__OBJECTIVE__. Show every line of the records below that contains the word "требования".

===== RECORDS TO USE =====

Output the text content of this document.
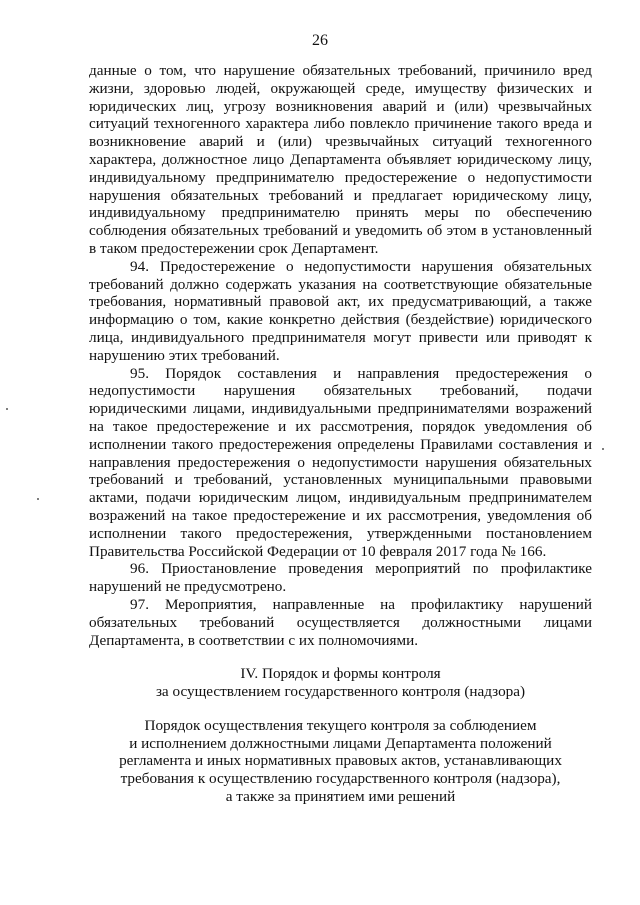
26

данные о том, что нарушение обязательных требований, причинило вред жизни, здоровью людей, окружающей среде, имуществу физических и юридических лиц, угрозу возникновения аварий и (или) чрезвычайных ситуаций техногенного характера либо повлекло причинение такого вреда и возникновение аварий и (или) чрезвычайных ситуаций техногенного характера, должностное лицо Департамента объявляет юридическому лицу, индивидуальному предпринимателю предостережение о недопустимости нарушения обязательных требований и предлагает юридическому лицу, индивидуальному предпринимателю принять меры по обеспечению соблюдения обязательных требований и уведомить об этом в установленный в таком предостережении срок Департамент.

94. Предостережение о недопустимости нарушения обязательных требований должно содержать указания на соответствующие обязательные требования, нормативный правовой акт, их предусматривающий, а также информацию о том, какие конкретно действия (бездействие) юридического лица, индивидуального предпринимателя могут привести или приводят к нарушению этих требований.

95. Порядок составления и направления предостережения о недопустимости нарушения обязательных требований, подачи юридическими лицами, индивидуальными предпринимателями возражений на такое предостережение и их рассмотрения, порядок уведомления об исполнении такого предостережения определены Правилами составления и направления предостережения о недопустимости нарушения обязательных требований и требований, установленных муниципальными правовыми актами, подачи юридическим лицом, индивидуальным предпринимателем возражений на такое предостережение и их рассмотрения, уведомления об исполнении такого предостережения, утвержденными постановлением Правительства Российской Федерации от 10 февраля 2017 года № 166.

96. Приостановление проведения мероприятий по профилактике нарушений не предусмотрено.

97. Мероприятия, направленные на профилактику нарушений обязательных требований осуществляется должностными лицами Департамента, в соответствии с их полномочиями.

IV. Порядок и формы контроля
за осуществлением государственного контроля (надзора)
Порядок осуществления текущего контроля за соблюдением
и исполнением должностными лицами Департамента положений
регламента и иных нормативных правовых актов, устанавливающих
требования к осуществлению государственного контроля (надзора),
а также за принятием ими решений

=====
===== RECORDS TO USE =====

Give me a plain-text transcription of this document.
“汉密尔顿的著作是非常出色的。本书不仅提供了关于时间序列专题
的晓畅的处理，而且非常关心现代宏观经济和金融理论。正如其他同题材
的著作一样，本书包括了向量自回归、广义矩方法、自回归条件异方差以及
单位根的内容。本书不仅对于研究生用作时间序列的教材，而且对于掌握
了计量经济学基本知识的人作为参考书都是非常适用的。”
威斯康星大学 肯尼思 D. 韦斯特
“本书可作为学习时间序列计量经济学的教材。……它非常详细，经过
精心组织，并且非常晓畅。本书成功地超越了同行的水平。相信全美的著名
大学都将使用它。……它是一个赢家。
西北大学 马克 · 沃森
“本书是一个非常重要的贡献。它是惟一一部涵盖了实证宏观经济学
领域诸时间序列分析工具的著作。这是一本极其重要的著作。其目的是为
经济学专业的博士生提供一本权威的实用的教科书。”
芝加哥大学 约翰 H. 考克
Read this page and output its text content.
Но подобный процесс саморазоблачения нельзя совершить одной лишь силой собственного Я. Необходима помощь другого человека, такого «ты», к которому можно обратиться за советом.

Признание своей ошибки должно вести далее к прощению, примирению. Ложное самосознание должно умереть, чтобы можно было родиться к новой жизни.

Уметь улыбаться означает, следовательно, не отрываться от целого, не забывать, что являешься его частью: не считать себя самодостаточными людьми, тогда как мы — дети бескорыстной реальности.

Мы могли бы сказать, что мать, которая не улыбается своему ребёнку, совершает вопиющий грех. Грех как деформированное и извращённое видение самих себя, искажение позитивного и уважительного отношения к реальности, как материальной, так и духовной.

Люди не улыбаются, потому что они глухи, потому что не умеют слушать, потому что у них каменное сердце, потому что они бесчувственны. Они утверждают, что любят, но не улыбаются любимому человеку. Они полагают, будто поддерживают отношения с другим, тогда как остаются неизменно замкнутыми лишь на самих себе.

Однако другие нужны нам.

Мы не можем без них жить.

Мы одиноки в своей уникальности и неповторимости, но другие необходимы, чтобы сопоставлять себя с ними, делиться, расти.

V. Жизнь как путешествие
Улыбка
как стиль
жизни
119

=====

__WRITTEN ANSWER__.
94. Предостережение о недопустимости нарушения обязательных требований должно содержать указания на соответствующие обязательные требования, нормативный правовой акт, их предусматривающий, а также информацию о том, какие конкретно действия (бездействие) юридического лица, индивидуального предпринимателя могут привести или приводят к нарушению этих требований.
требования к осуществлению государственного контроля (надзора),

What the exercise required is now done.